## Prompt
Examine each line of the data. Copy those that contain the string "Activar".

## Supplied information
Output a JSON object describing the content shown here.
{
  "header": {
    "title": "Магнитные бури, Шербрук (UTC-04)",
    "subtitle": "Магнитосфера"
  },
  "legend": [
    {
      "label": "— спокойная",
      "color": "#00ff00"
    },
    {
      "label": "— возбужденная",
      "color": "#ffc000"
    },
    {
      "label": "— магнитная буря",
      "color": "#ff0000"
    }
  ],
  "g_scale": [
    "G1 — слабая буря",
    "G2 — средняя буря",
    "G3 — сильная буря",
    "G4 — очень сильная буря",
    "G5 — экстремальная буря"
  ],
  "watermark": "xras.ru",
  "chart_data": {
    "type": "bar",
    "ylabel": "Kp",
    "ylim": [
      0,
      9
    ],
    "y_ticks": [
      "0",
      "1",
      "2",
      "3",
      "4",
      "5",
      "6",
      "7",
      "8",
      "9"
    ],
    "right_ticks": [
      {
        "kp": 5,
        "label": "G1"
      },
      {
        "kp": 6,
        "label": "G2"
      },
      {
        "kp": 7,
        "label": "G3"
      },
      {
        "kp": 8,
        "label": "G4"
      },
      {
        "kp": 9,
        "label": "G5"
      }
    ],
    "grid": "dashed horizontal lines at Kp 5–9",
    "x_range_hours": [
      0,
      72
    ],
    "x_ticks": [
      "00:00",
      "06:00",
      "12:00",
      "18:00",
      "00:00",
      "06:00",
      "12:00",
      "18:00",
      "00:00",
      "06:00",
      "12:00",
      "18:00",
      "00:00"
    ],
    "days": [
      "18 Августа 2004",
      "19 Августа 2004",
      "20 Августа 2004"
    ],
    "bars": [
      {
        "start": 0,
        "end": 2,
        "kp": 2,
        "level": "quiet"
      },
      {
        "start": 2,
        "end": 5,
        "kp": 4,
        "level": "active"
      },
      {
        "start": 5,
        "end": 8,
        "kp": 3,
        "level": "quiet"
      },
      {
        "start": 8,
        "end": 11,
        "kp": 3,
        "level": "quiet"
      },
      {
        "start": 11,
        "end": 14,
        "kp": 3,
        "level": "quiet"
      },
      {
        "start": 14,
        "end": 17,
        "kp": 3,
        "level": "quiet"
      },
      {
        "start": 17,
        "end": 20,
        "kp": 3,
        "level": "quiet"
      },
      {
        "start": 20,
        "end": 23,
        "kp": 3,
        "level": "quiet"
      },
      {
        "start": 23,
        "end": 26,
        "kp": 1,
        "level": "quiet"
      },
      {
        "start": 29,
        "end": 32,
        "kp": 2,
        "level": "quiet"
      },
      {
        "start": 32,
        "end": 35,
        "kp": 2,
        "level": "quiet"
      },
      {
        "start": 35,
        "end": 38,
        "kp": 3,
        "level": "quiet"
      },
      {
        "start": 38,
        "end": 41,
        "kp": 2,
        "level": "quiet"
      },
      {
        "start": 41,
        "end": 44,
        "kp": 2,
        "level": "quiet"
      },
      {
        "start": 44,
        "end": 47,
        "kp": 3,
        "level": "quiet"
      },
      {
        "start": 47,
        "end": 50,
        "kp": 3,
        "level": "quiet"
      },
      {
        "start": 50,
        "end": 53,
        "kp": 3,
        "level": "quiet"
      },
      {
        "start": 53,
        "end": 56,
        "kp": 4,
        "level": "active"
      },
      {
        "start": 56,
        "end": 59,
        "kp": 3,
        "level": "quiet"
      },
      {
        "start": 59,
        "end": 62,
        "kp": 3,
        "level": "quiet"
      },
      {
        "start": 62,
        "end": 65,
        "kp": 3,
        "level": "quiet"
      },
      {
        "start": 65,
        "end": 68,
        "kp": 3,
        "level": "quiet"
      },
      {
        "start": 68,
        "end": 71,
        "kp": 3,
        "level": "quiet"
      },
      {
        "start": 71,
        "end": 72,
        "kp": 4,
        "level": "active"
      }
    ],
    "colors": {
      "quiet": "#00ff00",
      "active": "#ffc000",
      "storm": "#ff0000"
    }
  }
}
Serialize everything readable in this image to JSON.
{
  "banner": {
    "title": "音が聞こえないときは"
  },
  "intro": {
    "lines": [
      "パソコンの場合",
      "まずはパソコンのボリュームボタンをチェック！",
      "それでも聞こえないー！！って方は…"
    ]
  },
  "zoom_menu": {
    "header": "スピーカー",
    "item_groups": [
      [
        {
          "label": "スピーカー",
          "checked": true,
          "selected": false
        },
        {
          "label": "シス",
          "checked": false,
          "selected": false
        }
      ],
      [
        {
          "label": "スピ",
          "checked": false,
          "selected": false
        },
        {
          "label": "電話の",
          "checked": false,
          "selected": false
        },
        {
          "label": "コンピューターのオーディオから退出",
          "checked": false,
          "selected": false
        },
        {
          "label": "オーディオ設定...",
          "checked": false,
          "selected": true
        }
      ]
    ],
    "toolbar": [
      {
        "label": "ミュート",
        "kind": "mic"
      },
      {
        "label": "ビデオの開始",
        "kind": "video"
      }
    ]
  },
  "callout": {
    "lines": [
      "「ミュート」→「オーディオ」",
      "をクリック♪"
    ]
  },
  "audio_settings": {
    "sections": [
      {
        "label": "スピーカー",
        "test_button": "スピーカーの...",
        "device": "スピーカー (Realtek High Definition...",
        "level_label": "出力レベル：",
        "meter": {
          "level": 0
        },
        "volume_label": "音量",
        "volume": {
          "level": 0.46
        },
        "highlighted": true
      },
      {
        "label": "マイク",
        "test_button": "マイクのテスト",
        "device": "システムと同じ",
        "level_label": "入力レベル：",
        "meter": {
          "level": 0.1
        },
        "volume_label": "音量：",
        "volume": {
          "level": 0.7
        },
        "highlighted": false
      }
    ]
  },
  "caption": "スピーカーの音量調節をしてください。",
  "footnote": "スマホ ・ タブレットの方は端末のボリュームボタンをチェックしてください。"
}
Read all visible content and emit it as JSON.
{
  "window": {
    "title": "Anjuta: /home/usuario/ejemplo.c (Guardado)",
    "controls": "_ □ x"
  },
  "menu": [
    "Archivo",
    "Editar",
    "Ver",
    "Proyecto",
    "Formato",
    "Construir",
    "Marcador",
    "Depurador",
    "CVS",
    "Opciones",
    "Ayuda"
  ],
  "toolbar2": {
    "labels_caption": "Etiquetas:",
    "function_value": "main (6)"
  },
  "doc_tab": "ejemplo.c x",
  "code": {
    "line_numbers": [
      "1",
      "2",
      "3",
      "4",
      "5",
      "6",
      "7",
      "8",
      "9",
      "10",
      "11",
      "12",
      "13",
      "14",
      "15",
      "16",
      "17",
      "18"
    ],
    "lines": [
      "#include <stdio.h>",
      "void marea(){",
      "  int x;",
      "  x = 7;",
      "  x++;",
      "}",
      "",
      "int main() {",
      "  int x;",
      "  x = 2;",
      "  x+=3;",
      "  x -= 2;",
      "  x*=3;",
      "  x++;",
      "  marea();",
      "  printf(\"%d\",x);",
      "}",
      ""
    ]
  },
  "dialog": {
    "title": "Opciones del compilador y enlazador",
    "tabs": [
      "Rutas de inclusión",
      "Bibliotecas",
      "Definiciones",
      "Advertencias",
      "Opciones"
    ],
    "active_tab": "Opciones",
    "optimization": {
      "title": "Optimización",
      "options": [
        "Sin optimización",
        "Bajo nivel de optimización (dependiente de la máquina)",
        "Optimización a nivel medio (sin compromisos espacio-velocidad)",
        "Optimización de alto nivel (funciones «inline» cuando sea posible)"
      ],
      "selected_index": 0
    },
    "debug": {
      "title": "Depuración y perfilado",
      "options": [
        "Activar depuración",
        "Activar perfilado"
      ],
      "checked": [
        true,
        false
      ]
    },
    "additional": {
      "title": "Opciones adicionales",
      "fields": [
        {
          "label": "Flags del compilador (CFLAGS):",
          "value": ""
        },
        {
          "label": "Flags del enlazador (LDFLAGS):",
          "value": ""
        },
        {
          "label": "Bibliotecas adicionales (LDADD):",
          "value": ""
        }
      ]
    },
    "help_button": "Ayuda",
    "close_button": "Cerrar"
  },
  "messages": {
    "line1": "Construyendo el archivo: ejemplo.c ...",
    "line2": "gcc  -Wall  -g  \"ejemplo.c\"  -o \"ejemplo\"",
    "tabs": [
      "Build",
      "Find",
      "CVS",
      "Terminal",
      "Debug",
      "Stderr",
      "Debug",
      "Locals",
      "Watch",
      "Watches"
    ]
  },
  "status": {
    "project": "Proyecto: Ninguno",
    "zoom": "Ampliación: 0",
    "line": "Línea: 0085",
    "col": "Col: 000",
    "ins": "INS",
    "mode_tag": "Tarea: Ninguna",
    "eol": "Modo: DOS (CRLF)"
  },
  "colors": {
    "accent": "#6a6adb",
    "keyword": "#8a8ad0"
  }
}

## Solution to this exercise
        "Activar depuración",
        "Activar perfilado"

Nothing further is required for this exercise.